= Given problem =
Write out each line beneath this one exactly as it reads.

*** Input rows ***

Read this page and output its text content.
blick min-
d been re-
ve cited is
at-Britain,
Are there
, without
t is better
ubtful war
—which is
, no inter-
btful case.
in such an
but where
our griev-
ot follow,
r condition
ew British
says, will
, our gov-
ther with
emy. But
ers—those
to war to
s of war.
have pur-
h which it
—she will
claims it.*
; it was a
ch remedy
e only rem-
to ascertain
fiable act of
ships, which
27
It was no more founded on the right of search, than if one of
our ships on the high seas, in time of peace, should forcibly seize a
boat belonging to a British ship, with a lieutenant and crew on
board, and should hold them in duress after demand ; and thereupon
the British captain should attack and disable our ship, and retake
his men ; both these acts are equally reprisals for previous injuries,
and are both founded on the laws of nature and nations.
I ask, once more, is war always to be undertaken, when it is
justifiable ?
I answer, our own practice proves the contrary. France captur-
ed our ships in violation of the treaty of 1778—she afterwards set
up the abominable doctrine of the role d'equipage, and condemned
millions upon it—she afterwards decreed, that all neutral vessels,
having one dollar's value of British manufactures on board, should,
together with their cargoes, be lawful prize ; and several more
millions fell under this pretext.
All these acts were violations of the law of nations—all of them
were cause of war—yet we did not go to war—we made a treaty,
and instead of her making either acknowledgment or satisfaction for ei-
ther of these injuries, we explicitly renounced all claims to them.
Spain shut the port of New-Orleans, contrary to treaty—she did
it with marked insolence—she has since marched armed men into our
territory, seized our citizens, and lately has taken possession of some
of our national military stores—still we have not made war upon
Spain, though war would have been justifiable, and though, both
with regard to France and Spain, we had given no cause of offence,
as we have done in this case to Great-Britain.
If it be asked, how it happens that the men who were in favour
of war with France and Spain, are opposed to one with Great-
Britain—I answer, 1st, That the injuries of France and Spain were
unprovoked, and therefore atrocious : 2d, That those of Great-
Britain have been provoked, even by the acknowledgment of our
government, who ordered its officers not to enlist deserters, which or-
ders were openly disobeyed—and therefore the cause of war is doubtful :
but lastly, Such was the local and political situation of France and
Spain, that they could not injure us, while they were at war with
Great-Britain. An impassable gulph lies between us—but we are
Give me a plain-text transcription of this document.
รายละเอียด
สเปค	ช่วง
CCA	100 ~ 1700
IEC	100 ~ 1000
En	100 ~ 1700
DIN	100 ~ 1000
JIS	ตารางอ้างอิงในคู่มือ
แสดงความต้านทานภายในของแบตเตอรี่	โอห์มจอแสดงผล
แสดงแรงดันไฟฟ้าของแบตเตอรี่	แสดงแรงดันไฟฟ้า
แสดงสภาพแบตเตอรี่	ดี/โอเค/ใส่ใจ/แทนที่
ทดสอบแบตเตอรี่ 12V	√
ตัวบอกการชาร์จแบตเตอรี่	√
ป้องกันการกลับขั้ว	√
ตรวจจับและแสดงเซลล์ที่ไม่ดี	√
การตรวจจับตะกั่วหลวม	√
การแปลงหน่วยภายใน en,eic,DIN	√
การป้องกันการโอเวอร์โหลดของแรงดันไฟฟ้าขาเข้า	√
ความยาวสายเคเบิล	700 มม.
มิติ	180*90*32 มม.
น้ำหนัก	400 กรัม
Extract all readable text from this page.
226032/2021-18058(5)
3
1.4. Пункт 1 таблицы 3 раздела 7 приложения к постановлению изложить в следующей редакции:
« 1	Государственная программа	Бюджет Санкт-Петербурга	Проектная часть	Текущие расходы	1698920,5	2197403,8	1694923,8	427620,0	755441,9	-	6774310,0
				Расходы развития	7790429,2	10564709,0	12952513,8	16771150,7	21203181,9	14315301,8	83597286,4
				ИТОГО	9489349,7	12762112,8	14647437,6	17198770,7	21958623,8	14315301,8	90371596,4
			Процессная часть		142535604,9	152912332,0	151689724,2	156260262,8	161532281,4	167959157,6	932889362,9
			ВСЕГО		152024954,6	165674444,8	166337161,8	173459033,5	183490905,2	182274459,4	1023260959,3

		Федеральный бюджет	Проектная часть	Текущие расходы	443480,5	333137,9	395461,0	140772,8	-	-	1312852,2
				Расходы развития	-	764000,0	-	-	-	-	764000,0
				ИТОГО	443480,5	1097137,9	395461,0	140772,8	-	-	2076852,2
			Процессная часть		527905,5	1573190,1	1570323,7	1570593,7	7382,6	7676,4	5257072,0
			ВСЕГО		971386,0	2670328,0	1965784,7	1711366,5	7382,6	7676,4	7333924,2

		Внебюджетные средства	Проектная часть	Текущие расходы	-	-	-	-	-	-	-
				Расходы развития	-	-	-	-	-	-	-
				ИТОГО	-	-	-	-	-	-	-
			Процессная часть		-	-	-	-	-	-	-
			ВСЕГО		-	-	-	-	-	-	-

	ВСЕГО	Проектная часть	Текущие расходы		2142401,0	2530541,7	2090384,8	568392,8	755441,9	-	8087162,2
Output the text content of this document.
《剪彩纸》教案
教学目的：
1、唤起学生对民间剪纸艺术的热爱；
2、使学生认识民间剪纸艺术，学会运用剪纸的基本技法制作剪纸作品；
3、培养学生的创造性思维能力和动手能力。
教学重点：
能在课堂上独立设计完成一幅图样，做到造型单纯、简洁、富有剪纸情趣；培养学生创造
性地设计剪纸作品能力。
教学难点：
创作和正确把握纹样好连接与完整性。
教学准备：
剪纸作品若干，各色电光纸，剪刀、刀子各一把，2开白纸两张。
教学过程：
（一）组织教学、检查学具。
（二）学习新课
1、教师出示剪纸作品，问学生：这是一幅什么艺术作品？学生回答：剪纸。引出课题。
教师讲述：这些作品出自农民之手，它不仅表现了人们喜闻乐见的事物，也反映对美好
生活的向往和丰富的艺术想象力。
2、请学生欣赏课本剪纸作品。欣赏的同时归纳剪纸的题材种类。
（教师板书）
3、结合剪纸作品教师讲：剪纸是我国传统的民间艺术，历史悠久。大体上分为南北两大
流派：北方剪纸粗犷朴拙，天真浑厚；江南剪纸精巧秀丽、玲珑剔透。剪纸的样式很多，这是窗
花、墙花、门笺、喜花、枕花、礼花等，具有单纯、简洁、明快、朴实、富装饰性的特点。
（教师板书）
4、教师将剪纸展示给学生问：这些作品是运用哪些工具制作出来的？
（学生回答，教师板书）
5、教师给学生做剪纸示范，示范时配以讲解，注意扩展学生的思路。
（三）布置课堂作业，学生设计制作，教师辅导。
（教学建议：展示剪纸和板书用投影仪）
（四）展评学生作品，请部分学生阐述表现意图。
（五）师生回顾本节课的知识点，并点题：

***

= Written solution =
Read this page and output its text content.
blick min-
d been re-
ve cited is
at-Britain,
Are there
, without
t is better
ubtful war
—which is
, no inter-
btful case.
in such an
but where
our griev-
ot follow,
r condition
ew British
says, will
, our gov-
ther with
emy. But
ers—those
to war to
s of war.
have pur-
h which it
—she will
claims it.*
; it was a
ch remedy
e only rem-
to ascertain
fiable act of
ships, which
27
It was no more founded on the right of search, than if one of
our ships on the high seas, in time of peace, should forcibly seize a
boat belonging to a British ship, with a lieutenant and crew on
board, and should hold them in duress after demand ; and thereupon
the British captain should attack and disable our ship, and retake
his men ; both these acts are equally reprisals for previous injuries,
and are both founded on the laws of nature and nations.
I ask, once more, is war always to be undertaken, when it is
justifiable ?
I answer, our own practice proves the contrary. France captur-
ed our ships in violation of the treaty of 1778—she afterwards set
up the abominable doctrine of the role d'equipage, and condemned
millions upon it—she afterwards decreed, that all neutral vessels,
having one dollar's value of British manufactures on board, should,
together with their cargoes, be lawful prize ; and several more
millions fell under this pretext.
All these acts were violations of the law of nations—all of them
were cause of war—yet we did not go to war—we made a treaty,
and instead of her making either acknowledgment or satisfaction for ei-
ther of these injuries, we explicitly renounced all claims to them.
Spain shut the port of New-Orleans, contrary to treaty—she did
it with marked insolence—she has since marched armed men into our
territory, seized our citizens, and lately has taken possession of some
of our national military stores—still we have not made war upon
Spain, though war would have been justifiable, and though, both
with regard to France and Spain, we had given no cause of offence,
as we have done in this case to Great-Britain.
If it be asked, how it happens that the men who were in favour
of war with France and Spain, are opposed to one with Great-
Britain—I answer, 1st, That the injuries of France and Spain were
unprovoked, and therefore atrocious : 2d, That those of Great-
Britain have been provoked, even by the acknowledgment of our
government, who ordered its officers not to enlist deserters, which or-
ders were openly disobeyed—and therefore the cause of war is doubtful :
but lastly, Such was the local and political situation of France and
Spain, that they could not injure us, while they were at war with
Great-Britain. An impassable gulph lies between us—but we are
Give me a plain-text transcription of this document.
รายละเอียด
สเปค	ช่วง
CCA	100 ~ 1700
IEC	100 ~ 1000
En	100 ~ 1700
DIN	100 ~ 1000
JIS	ตารางอ้างอิงในคู่มือ
แสดงความต้านทานภายในของแบตเตอรี่	โอห์มจอแสดงผล
แสดงแรงดันไฟฟ้าของแบตเตอรี่	แสดงแรงดันไฟฟ้า
แสดงสภาพแบตเตอรี่	ดี/โอเค/ใส่ใจ/แทนที่
ทดสอบแบตเตอรี่ 12V	√
ตัวบอกการชาร์จแบตเตอรี่	√
ป้องกันการกลับขั้ว	√
ตรวจจับและแสดงเซลล์ที่ไม่ดี	√
การตรวจจับตะกั่วหลวม	√
การแปลงหน่วยภายใน en,eic,DIN	√
การป้องกันการโอเวอร์โหลดของแรงดันไฟฟ้าขาเข้า	√
ความยาวสายเคเบิล	700 มม.
มิติ	180*90*32 มม.
น้ำหนัก	400 กรัม
Extract all readable text from this page.
226032/2021-18058(5)
3
1.4. Пункт 1 таблицы 3 раздела 7 приложения к постановлению изложить в следующей редакции:
« 1	Государственная программа	Бюджет Санкт-Петербурга	Проектная часть	Текущие расходы	1698920,5	2197403,8	1694923,8	427620,0	755441,9	-	6774310,0
				Расходы развития	7790429,2	10564709,0	12952513,8	16771150,7	21203181,9	14315301,8	83597286,4
				ИТОГО	9489349,7	12762112,8	14647437,6	17198770,7	21958623,8	14315301,8	90371596,4
			Процессная часть		142535604,9	152912332,0	151689724,2	156260262,8	161532281,4	167959157,6	932889362,9
			ВСЕГО		152024954,6	165674444,8	166337161,8	173459033,5	183490905,2	182274459,4	1023260959,3

		Федеральный бюджет	Проектная часть	Текущие расходы	443480,5	333137,9	395461,0	140772,8	-	-	1312852,2
				Расходы развития	-	764000,0	-	-	-	-	764000,0
				ИТОГО	443480,5	1097137,9	395461,0	140772,8	-	-	2076852,2
			Процессная часть		527905,5	1573190,1	1570323,7	1570593,7	7382,6	7676,4	5257072,0
			ВСЕГО		971386,0	2670328,0	1965784,7	1711366,5	7382,6	7676,4	7333924,2

		Внебюджетные средства	Проектная часть	Текущие расходы	-	-	-	-	-	-	-
				Расходы развития	-	-	-	-	-	-	-
				ИТОГО	-	-	-	-	-	-	-
			Процессная часть		-	-	-	-	-	-	-
			ВСЕГО		-	-	-	-	-	-	-

	ВСЕГО	Проектная часть	Текущие расходы		2142401,0	2530541,7	2090384,8	568392,8	755441,9	-	8087162,2
Output the text content of this document.
《剪彩纸》教案
教学目的：
1、唤起学生对民间剪纸艺术的热爱；
2、使学生认识民间剪纸艺术，学会运用剪纸的基本技法制作剪纸作品；
3、培养学生的创造性思维能力和动手能力。
教学重点：
能在课堂上独立设计完成一幅图样，做到造型单纯、简洁、富有剪纸情趣；培养学生创造
性地设计剪纸作品能力。
教学难点：
创作和正确把握纹样好连接与完整性。
教学准备：
剪纸作品若干，各色电光纸，剪刀、刀子各一把，2开白纸两张。
教学过程：
（一）组织教学、检查学具。
（二）学习新课
1、教师出示剪纸作品，问学生：这是一幅什么艺术作品？学生回答：剪纸。引出课题。
教师讲述：这些作品出自农民之手，它不仅表现了人们喜闻乐见的事物，也反映对美好
生活的向往和丰富的艺术想象力。
2、请学生欣赏课本剪纸作品。欣赏的同时归纳剪纸的题材种类。
（教师板书）
3、结合剪纸作品教师讲：剪纸是我国传统的民间艺术，历史悠久。大体上分为南北两大
流派：北方剪纸粗犷朴拙，天真浑厚；江南剪纸精巧秀丽、玲珑剔透。剪纸的样式很多，这是窗
花、墙花、门笺、喜花、枕花、礼花等，具有单纯、简洁、明快、朴实、富装饰性的特点。
（教师板书）
4、教师将剪纸展示给学生问：这些作品是运用哪些工具制作出来的？
（学生回答，教师板书）
5、教师给学生做剪纸示范，示范时配以讲解，注意扩展学生的思路。
（三）布置课堂作业，学生设计制作，教师辅导。
（教学建议：展示剪纸和板书用投影仪）
（四）展评学生作品，请部分学生阐述表现意图。
（五）师生回顾本节课的知识点，并点题：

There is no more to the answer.